[EXERCISE BRIEF] Spot each line that carries the word "坚持改革开放"; copy those lines.

[ENTRIES SUPPLIED]
☆ ☆ ☆ ☆ ☆

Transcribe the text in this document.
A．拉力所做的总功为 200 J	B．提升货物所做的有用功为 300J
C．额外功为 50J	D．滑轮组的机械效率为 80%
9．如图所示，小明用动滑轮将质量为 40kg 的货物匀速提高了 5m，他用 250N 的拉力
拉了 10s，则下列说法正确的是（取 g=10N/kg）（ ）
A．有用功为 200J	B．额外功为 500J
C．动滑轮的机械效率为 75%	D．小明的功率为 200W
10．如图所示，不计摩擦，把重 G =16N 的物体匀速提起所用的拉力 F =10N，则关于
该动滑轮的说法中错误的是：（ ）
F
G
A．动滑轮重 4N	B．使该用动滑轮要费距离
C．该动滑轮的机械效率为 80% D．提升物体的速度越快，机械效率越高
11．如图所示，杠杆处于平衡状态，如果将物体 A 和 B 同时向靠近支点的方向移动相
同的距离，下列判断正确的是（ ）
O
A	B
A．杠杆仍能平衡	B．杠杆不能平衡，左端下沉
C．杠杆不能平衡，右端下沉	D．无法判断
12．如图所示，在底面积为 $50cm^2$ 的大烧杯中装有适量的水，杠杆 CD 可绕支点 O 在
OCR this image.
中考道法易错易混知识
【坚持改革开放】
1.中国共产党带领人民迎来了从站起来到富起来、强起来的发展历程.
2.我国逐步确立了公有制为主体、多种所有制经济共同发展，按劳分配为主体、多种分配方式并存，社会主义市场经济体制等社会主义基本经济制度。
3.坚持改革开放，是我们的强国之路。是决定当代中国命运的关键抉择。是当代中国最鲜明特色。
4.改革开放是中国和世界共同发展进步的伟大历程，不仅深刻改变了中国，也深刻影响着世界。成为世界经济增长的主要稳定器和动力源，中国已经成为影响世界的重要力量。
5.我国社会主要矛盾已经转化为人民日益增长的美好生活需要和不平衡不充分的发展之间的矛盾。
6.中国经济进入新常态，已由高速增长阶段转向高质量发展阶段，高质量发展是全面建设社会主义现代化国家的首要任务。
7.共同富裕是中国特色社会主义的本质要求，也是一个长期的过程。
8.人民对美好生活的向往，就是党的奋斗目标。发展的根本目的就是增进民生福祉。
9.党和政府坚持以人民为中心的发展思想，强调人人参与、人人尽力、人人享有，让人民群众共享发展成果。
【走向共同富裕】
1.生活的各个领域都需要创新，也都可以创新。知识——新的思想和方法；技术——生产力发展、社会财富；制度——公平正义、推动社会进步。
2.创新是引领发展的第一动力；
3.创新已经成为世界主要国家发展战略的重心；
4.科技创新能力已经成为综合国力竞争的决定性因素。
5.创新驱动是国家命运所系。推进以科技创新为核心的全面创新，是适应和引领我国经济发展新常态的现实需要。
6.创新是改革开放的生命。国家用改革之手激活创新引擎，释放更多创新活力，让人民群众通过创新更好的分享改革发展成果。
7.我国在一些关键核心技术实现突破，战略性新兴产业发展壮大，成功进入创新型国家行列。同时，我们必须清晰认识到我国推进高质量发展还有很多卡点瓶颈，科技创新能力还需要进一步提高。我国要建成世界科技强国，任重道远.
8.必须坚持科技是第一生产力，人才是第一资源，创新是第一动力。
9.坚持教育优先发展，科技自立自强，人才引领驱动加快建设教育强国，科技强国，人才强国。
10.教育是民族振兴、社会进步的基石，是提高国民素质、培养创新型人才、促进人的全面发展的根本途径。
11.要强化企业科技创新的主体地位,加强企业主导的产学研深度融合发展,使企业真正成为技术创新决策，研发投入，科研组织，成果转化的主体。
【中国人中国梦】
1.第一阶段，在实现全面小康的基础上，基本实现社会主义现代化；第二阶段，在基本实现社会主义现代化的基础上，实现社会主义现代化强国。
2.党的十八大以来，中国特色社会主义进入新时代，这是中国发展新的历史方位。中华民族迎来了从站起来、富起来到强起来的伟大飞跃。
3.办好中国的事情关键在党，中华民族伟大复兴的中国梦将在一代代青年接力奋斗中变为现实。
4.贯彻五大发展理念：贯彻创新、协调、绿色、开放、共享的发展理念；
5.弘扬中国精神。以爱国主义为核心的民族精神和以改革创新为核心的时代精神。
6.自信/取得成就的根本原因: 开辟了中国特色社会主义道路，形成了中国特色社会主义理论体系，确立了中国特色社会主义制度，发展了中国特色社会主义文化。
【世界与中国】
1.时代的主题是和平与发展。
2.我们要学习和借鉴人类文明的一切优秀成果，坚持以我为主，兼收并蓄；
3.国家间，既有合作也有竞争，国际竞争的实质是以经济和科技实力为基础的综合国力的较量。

☆ ☆ ☆ ☆ ☆

[FINAL RESULT]
【坚持改革开放】
3.坚持改革开放，是我们的强国之路。是决定当代中国命运的关键抉择。是当代中国最鲜明特色。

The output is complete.